**Supplied data**
▼
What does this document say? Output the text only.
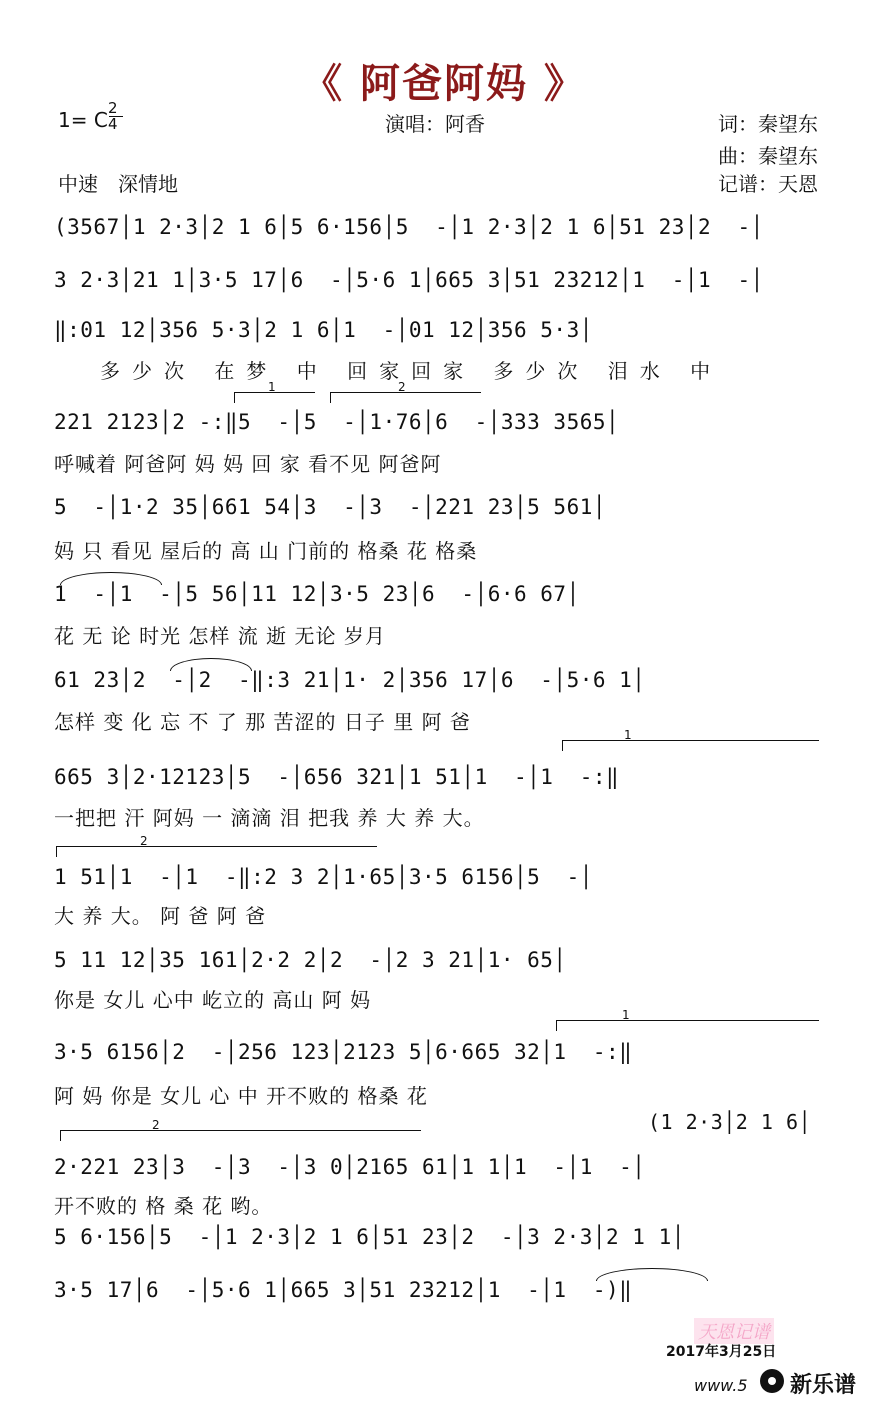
《 阿爸阿妈 》
1= C 2
4	演唱：阿香	词：秦望东
曲：秦望东
中速　深情地	记谱：天恩
(3567│1 2·3│2 1 6│5 6·156│5  -│1 2·3│2 1 6│51 23│2  -│
3 2·3│21 1│3·5 17│6  -│5·6 1│665 3│51 23212│1  -│1  -│
‖:01 12│356 5·3│2 1 6│1  -│01 12│356 5·3│
多少次 在梦 中 回家回家 多少次 泪水 中
1	2
221 2123│2 -:‖5  -│5  -│1·76│6  -│333 3565│
呼喊着 阿爸阿 妈 妈 回 家 看不见 阿爸阿
5  -│1·2 35│661 54│3  -│3  -│221 23│5 561│
妈 只 看见 屋后的 高 山 门前的 格桑 花 格桑
1  -│1  -│5 56│11 12│3·5 23│6  -│6·6 67│
花 无 论 时光 怎样 流 逝 无论 岁月
61 23│2  -│2  -‖:3 21│1· 2│356 17│6  -│5·6 1│
怎样 变 化 忘 不 了 那 苦涩的 日子 里 阿 爸
1
665 3│2·12123│5  -│656 321│1 51│1  -│1  -:‖
一把把 汗 阿妈 一 滴滴 泪 把我 养 大 养 大。
2
1 51│1  -│1  -‖:2 3 2│1·65│3·5 6156│5  -│
大 养 大。 阿 爸 阿 爸
5 11 12│35 161│2·2 2│2  -│2 3 21│1· 65│
你是 女儿 心中 屹立的 高山 阿 妈
1
3·5 6156│2  -│256 123│2123 5│6·665 32│1  -:‖
阿 妈 你是 女儿 心 中 开不败的 格桑 花
(1 2·3│2 1 6│
2
2·221 23│3  -│3  -│3 0│2165 61│1 1│1  -│1  -│
开不败的 格 桑 花 哟。
5 6·156│5  -│1 2·3│2 1 6│51 23│2  -│3 2·3│2 1 1│
3·5 17│6  -│5·6 1│665 3│51 23212│1  -│1  -)‖
天恩记谱
2017年3月25日
www.5 新乐谱
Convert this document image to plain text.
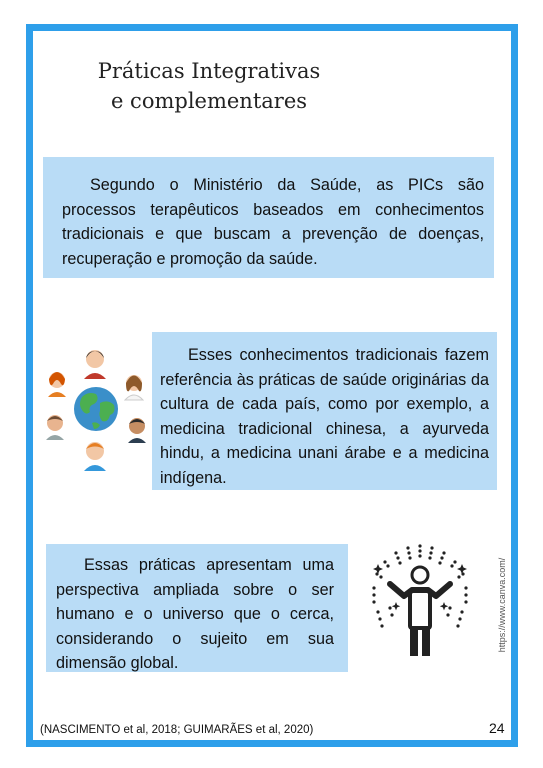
Práticas Integrativas e complementares

Segundo o Ministério da Saúde, as PICs são processos terapêuticos baseados em conhecimentos tradicionais e que buscam a prevenção de doenças, recuperação e promoção da saúde.

Esses conhecimentos tradicionais fazem referência às práticas de saúde originárias da cultura de cada país, como por exemplo, a medicina tradicional chinesa, a ayurveda hindu, a medicina unani árabe e a medicina indígena.

Essas práticas apresentam uma perspectiva ampliada sobre o ser humano e o universo que o cerca, considerando o sujeito em sua dimensão global.

https://www.canva.com/
(NASCIMENTO et al, 2018; GUIMARÃES et al, 2020)	24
▲
**Written task**
Skip every picture and transcribe the data above exactly.

**Result**
What does this document say? Output the text only.
《 阿爸阿妈 》
1= C 2
4	演唱：阿香	词：秦望东
曲：秦望东
中速　深情地	记谱：天恩
(3567│1 2·3│2 1 6│5 6·156│5  -│1 2·3│2 1 6│51 23│2  -│
3 2·3│21 1│3·5 17│6  -│5·6 1│665 3│51 23212│1  -│1  -│
‖:01 12│356 5·3│2 1 6│1  -│01 12│356 5·3│
多少次 在梦 中 回家回家 多少次 泪水 中
1	2
221 2123│2 -:‖5  -│5  -│1·76│6  -│333 3565│
呼喊着 阿爸阿 妈 妈 回 家 看不见 阿爸阿
5  -│1·2 35│661 54│3  -│3  -│221 23│5 561│
妈 只 看见 屋后的 高 山 门前的 格桑 花 格桑
1  -│1  -│5 56│11 12│3·5 23│6  -│6·6 67│
花 无 论 时光 怎样 流 逝 无论 岁月
61 23│2  -│2  -‖:3 21│1· 2│356 17│6  -│5·6 1│
怎样 变 化 忘 不 了 那 苦涩的 日子 里 阿 爸
1
665 3│2·12123│5  -│656 321│1 51│1  -│1  -:‖
一把把 汗 阿妈 一 滴滴 泪 把我 养 大 养 大。
2
1 51│1  -│1  -‖:2 3 2│1·65│3·5 6156│5  -│
大 养 大。 阿 爸 阿 爸
5 11 12│35 161│2·2 2│2  -│2 3 21│1· 65│
你是 女儿 心中 屹立的 高山 阿 妈
1
3·5 6156│2  -│256 123│2123 5│6·665 32│1  -:‖
阿 妈 你是 女儿 心 中 开不败的 格桑 花
(1 2·3│2 1 6│
2
2·221 23│3  -│3  -│3 0│2165 61│1 1│1  -│1  -│
开不败的 格 桑 花 哟。
5 6·156│5  -│1 2·3│2 1 6│51 23│2  -│3 2·3│2 1 1│
3·5 17│6  -│5·6 1│665 3│51 23212│1  -│1  -)‖
天恩记谱
2017年3月25日
www.5 新乐谱
Convert this document image to plain text.
Práticas Integrativas e complementares

Segundo o Ministério da Saúde, as PICs são processos terapêuticos baseados em conhecimentos tradicionais e que buscam a prevenção de doenças, recuperação e promoção da saúde.

Esses conhecimentos tradicionais fazem referência às práticas de saúde originárias da cultura de cada país, como por exemplo, a medicina tradicional chinesa, a ayurveda hindu, a medicina unani árabe e a medicina indígena.

Essas práticas apresentam uma perspectiva ampliada sobre o ser humano e o universo que o cerca, considerando o sujeito em sua dimensão global.

https://www.canva.com/
(NASCIMENTO et al, 2018; GUIMARÃES et al, 2020)	24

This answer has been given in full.